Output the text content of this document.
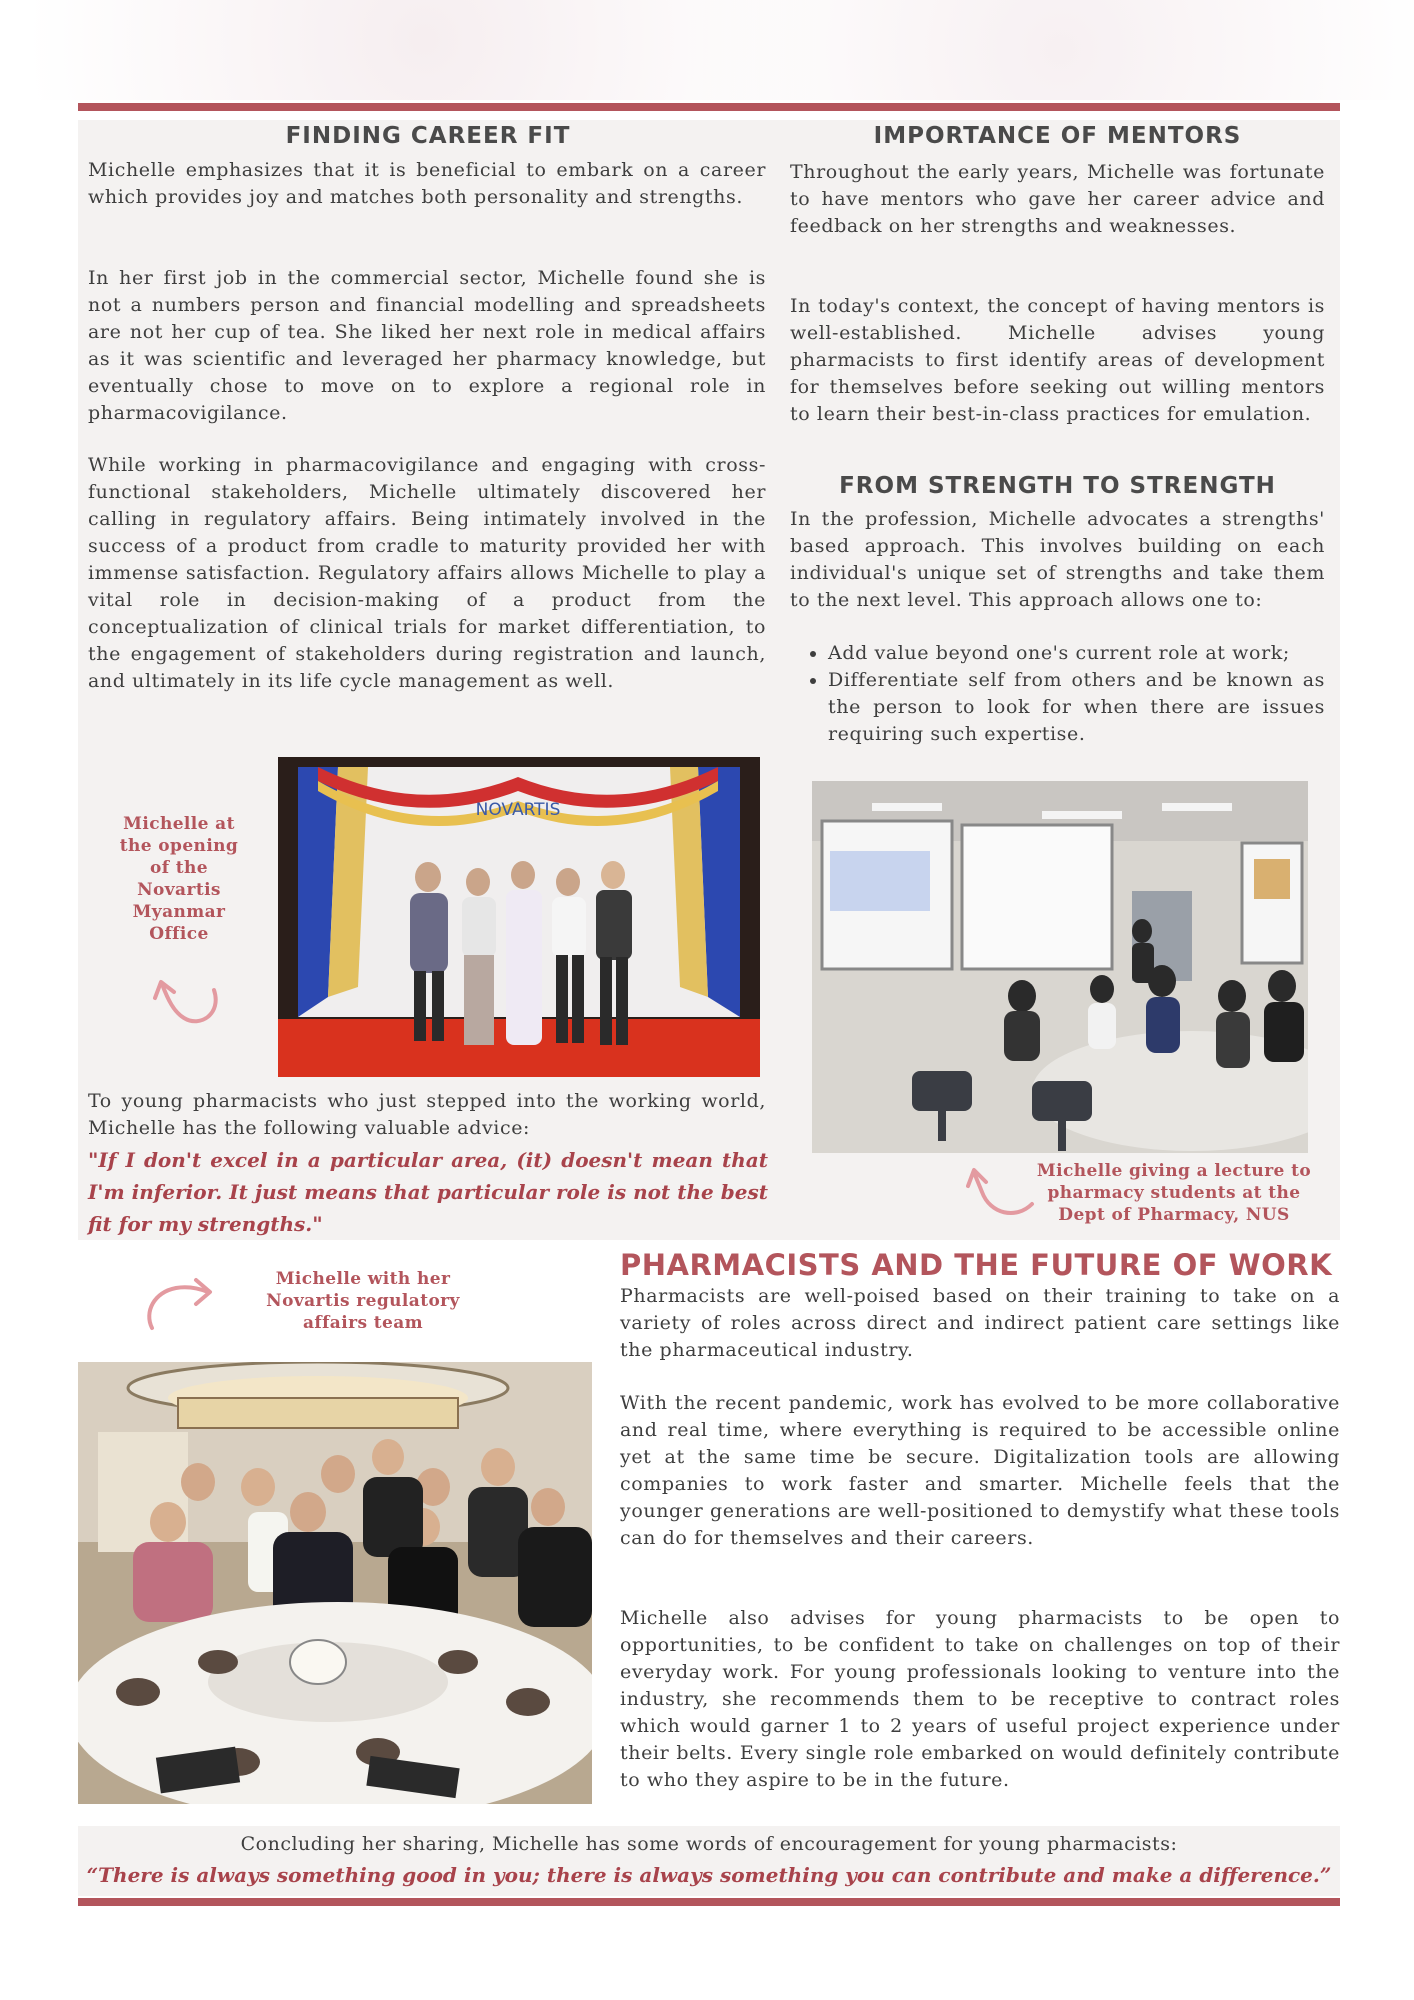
FINDING CAREER FIT

Michelle emphasizes that it is beneficial to embark on a career which provides joy and matches both personality and strengths.

In her first job in the commercial sector, Michelle found she is not a numbers person and financial modelling and spreadsheets are not her cup of tea. She liked her next role in medical affairs as it was scientific and leveraged her pharmacy knowledge, but eventually chose to move on to explore a regional role in pharmacovigilance.

While working in pharmacovigilance and engaging with cross-functional stakeholders, Michelle ultimately discovered her calling in regulatory affairs. Being intimately involved in the success of a product from cradle to maturity provided her with immense satisfaction. Regulatory affairs allows Michelle to play a vital role in decision-making of a product from the conceptualization of clinical trials for market differentiation, to the engagement of stakeholders during registration and launch, and ultimately in its life cycle management as well.

Michelle at the opening of the Novartis Myanmar Office

NOVARTIS

To young pharmacists who just stepped into the working world, Michelle has the following valuable advice:

"If I don't excel in a particular area, (it) doesn't mean that I'm inferior. It just means that particular role is not the best fit for my strengths."

IMPORTANCE OF MENTORS

Throughout the early years, Michelle was fortunate to have mentors who gave her career advice and feedback on her strengths and weaknesses.

In today's context, the concept of having mentors is well-established. Michelle advises young pharmacists to first identify areas of development for themselves before seeking out willing mentors to learn their best-in-class practices for emulation.

FROM STRENGTH TO STRENGTH

In the profession, Michelle advocates a strengths' based approach. This involves building on each individual's unique set of strengths and take them to the next level. This approach allows one to:

• Add value beyond one's current role at work;
• Differentiate self from others and be known as the person to look for when there are issues requiring such expertise.

Michelle giving a lecture to pharmacy students at the Dept of Pharmacy, NUS

Michelle with her Novartis regulatory affairs team

PHARMACISTS AND THE FUTURE OF WORK

Pharmacists are well-poised based on their training to take on a variety of roles across direct and indirect patient care settings like the pharmaceutical industry.

With the recent pandemic, work has evolved to be more collaborative and real time, where everything is required to be accessible online yet at the same time be secure. Digitalization tools are allowing companies to work faster and smarter. Michelle feels that the younger generations are well-positioned to demystify what these tools can do for themselves and their careers.

Michelle also advises for young pharmacists to be open to opportunities, to be confident to take on challenges on top of their everyday work. For young professionals looking to venture into the industry, she recommends them to be receptive to contract roles which would garner 1 to 2 years of useful project experience under their belts. Every single role embarked on would definitely contribute to who they aspire to be in the future.

Concluding her sharing, Michelle has some words of encouragement for young pharmacists:

“There is always something good in you; there is always something you can contribute and make a difference.”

* * * *

Look through the entries above; copy each line where the string "advice" appears.

OUTPUT OF THE EXERCISE:
To young pharmacists who just stepped into the working world, Michelle has the following valuable advice:
Throughout the early years, Michelle was fortunate to have mentors who gave her career advice and feedback on her strengths and weaknesses.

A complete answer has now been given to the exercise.